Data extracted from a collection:

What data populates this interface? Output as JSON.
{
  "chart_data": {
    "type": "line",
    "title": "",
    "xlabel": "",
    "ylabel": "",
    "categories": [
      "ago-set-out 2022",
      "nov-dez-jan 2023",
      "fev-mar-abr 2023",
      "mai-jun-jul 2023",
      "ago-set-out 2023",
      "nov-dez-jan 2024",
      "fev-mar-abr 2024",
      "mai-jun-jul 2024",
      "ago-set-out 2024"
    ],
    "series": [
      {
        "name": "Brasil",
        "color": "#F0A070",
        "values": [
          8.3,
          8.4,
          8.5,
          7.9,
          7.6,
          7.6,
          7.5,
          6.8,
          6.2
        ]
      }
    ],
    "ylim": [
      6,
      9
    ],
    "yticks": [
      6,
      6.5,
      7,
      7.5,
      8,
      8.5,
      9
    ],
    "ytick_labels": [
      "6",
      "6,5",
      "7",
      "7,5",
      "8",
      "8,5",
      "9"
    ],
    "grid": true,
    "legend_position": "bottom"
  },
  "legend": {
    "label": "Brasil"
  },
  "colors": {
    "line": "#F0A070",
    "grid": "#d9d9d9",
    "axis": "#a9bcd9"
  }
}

Given request: All of the lines above must be returned exactly.

Expected answer:
What data populates this interface? Output as JSON.
{
  "chart_data": {
    "type": "line",
    "title": "",
    "xlabel": "",
    "ylabel": "",
    "categories": [
      "ago-set-out 2022",
      "nov-dez-jan 2023",
      "fev-mar-abr 2023",
      "mai-jun-jul 2023",
      "ago-set-out 2023",
      "nov-dez-jan 2024",
      "fev-mar-abr 2024",
      "mai-jun-jul 2024",
      "ago-set-out 2024"
    ],
    "series": [
      {
        "name": "Brasil",
        "color": "#F0A070",
        "values": [
          8.3,
          8.4,
          8.5,
          7.9,
          7.6,
          7.6,
          7.5,
          6.8,
          6.2
        ]
      }
    ],
    "ylim": [
      6,
      9
    ],
    "yticks": [
      6,
      6.5,
      7,
      7.5,
      8,
      8.5,
      9
    ],
    "ytick_labels": [
      "6",
      "6,5",
      "7",
      "7,5",
      "8",
      "8,5",
      "9"
    ],
    "grid": true,
    "legend_position": "bottom"
  },
  "legend": {
    "label": "Brasil"
  },
  "colors": {
    "line": "#F0A070",
    "grid": "#d9d9d9",
    "axis": "#a9bcd9"
  }
}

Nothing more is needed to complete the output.